§ ФРАГМЕНТ ТЕКСТА
........

Для того чтобы существовать в логике отступничества, «потерянного рая», не сгинув в экзистенциальном штопоре; чтобы хоть как-то выйти из зоны смертельных перегрузок и выиграть время для затяжки на краю («on the edge»), нужна была новая культурная инициатива, которой в конце концов и стал постмодернизм.
Эта инициатива могла состояться только при одном главном условии: полном и безоговорочном отказе от смертоносного ускорителя многовековой потерянности и тревожных блужданий культуры – от выбора, как решающего экзистенциального – в пользу полной свободы небытия, так и от обычной классической свободы выбора.
Полномочия этого выбора, обернувшегося в экзистенциальной своей кульминации гибельным выбором свободы, были фактически приостановлены и заблокированы на неопределенно долгое время свободой от выбора.
Созданный эпохой постмодернизма оперативный простор исключал какие-либо осмысленные приоритеты, как, впрочем, озабоченность смыслами вообще, и предлагал в качестве альтернативы изжившим себя «проклятым вопросам» и духовным тревогам нечто вроде бессрочных каникул. Как и всякие каникулы, они притупляли пытливость ума, жажду внутреннего обретения и активизировали физиологические функции организма – жажду перманентного состояния удовольствия и эйфории[43]. Помимо секса в более простом и доступном, повседневном бытовом режиме это состояние может обеспечить, наверное, лишь гастрономия.
Знаменитая «Большая жратва» Марко Феррери, которая получила в Каннах в 1973 году приз ФИПРЕССИ, предъявляла уже очень далекий от ранней годаровской романтики способ ухода героев из жизни: обжорство и неумеренный секс. Но этот фильм можно было рассматривать как позднюю, кризисную (от того экстравагантно вычурную) форму решающего выбора, выбора свободы… Тупой и беспомощный протест героев Феррери сохранял признаки драматической осмысленности, хотя и начинался не с объяснения в любви морю, горам, жизни, как у бегущего от забытовленного мира бывшего стюарда Пуакара, а в закрытом богатом особняке, до отказа забитом деликатесами и проститутками.

........

§ ИСХОДНЫЙ МАТЕРИАЛ
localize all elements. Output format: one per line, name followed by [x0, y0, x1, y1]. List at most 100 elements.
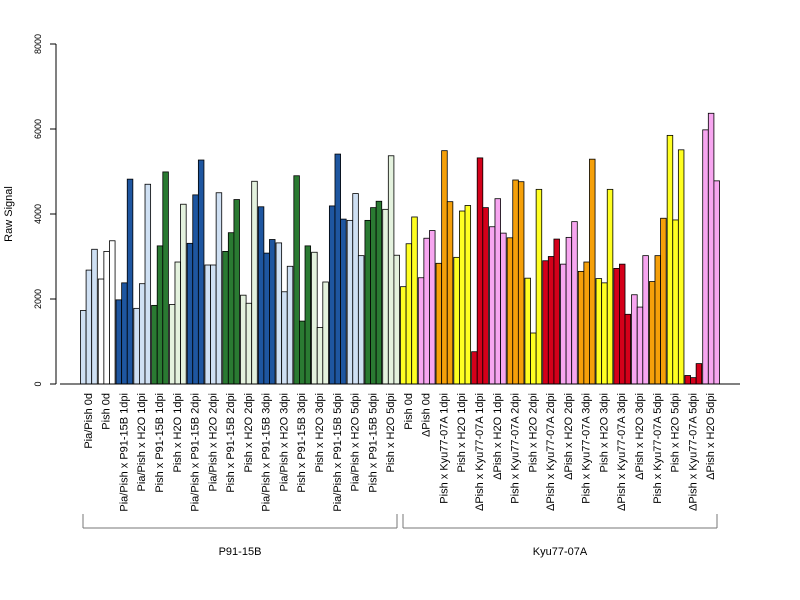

........

§ ЗАДАНИЯ
• A. Ответьте по фрагменту о постмодернизме на три вопроса:
(i) Какая культурная инициатива в конце концов стала новой?
(ii) Чем были приостановлены и заблокированы полномочия выбора?
(iii) Какой приз и в каком году получила в Каннах «Большая жратва» Марко Феррери?
• B. Продублируйте из фрагмента о постмодернизме весь текст начиная со слов «Полномочия этого выбора, обернувшегося» и вплоть до слов «свободой от выбора.».

§ ОТВЕТЫ К ЗАДАНИЯМ
• A.
(i) Постмодернизм.
(ii) Свободой от выбора.
(iii) Приз ФИПРЕССИ в 1973 году.

• B.
Полномочия этого выбора, обернувшегося в экзистенциальной своей кульминации гибельным выбором свободы, были фактически приостановлены и заблокированы на неопределенно долгое время свободой от выбора.